*Instructions for the task*:
Read through the entries below and return each line with the word "JSON".

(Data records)

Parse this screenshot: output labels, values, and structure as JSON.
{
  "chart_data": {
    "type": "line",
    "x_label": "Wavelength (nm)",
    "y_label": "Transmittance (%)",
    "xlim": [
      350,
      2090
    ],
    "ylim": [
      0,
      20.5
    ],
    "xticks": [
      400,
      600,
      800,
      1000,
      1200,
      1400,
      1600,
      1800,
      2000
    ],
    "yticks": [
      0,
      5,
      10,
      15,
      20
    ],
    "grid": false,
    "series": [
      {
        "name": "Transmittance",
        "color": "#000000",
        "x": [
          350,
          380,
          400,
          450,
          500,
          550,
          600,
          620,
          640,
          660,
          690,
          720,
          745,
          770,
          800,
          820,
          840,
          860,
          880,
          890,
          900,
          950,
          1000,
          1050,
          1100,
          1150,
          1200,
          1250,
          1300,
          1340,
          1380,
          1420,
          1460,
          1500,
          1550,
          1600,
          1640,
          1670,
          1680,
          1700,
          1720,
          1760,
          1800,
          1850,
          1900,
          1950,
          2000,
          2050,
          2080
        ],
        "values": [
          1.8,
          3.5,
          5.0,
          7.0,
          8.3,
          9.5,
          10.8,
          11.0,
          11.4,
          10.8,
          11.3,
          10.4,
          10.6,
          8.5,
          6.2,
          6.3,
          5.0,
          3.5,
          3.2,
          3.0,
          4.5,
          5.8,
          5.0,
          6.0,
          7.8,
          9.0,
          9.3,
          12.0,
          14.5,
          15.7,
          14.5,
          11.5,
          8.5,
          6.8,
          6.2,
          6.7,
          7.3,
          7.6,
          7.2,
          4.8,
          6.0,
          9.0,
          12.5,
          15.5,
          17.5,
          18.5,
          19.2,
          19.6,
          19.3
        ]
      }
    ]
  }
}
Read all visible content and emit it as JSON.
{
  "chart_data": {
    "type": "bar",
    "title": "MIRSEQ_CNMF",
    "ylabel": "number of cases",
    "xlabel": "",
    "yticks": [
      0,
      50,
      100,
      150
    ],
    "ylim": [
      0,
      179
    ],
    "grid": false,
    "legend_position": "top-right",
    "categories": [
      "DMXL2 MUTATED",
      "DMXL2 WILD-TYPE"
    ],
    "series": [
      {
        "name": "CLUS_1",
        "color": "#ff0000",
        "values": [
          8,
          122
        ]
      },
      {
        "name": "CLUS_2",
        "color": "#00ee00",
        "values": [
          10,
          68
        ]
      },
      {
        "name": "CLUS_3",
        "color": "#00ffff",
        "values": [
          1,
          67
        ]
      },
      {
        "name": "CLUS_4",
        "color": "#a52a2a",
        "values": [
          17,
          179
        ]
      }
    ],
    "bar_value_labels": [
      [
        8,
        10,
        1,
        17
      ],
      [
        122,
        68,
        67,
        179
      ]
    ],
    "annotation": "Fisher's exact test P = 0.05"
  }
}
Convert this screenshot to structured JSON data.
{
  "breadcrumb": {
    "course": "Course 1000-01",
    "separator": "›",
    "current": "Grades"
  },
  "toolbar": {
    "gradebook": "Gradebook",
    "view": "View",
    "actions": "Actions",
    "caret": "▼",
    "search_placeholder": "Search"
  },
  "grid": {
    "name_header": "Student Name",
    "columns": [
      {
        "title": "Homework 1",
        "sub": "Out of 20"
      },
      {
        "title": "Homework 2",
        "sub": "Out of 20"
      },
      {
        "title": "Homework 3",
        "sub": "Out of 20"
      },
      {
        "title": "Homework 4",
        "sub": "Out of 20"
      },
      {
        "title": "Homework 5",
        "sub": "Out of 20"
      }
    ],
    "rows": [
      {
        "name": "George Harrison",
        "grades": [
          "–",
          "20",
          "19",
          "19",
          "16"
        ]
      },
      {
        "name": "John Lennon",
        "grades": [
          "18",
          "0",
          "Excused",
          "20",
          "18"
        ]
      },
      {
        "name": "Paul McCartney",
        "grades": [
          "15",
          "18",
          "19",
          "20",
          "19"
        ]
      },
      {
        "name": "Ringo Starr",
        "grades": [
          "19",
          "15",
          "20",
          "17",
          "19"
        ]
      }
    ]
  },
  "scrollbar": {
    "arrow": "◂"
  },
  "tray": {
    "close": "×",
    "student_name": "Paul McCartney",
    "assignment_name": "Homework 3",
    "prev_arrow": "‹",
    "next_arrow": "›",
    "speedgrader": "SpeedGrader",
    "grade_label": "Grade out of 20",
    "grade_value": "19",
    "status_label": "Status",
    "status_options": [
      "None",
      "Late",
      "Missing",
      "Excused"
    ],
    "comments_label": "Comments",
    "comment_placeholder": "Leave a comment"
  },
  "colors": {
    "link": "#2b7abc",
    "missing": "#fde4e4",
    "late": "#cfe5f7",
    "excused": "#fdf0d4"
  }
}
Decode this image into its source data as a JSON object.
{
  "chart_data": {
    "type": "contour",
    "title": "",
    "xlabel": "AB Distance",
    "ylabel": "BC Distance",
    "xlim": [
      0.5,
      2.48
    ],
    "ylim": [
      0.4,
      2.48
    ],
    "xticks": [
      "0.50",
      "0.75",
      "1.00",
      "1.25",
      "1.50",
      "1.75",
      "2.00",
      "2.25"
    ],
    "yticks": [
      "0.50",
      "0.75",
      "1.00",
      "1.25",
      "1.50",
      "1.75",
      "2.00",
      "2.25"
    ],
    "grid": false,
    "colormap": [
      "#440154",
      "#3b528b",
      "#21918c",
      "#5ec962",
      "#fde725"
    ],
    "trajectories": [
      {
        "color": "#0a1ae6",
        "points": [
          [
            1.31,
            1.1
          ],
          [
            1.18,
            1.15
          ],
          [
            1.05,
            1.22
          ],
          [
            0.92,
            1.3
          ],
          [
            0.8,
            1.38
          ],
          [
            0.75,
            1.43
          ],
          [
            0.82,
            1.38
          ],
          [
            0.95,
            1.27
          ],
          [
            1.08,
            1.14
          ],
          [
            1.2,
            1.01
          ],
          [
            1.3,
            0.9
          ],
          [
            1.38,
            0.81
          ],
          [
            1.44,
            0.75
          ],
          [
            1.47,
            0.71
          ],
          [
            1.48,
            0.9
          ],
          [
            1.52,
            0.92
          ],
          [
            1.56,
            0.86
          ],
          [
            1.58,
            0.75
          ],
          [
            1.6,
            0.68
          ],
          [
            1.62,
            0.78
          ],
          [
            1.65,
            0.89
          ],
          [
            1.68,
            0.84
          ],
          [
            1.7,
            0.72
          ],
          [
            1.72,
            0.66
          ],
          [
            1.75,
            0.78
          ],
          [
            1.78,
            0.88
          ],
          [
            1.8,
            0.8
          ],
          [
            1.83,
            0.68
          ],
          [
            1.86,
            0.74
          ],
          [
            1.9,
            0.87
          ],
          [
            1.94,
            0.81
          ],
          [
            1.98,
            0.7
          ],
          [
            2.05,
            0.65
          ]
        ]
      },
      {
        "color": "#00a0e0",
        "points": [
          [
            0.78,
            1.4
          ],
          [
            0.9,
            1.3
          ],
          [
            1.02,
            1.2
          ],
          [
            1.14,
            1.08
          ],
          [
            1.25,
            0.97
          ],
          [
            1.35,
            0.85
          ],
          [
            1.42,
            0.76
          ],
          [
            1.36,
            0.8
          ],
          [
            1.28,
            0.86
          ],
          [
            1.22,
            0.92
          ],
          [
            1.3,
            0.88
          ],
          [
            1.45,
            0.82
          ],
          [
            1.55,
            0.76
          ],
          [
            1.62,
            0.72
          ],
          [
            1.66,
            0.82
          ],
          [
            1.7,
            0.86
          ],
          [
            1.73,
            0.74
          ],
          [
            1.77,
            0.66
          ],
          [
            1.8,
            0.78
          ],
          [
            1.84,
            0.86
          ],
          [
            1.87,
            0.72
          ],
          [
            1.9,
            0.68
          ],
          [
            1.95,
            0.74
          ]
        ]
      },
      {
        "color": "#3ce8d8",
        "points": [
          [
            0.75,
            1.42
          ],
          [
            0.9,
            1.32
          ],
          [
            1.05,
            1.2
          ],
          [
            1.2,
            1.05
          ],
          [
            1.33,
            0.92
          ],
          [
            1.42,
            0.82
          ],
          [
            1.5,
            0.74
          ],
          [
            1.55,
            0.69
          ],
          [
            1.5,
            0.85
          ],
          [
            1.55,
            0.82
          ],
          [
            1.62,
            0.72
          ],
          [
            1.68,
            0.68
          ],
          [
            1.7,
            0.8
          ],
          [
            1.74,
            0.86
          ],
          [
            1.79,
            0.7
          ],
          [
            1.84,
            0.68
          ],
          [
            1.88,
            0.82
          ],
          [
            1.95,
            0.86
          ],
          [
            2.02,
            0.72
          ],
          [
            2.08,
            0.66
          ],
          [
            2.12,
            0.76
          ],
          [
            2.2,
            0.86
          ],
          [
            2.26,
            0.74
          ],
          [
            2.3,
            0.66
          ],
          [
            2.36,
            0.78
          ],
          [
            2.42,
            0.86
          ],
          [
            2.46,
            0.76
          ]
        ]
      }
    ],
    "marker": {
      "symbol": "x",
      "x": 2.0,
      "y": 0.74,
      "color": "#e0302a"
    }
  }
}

*Complete response*:
Parse this screenshot: output labels, values, and structure as JSON.
Read all visible content and emit it as JSON.
Convert this screenshot to structured JSON data.
Decode this image into its source data as a JSON object.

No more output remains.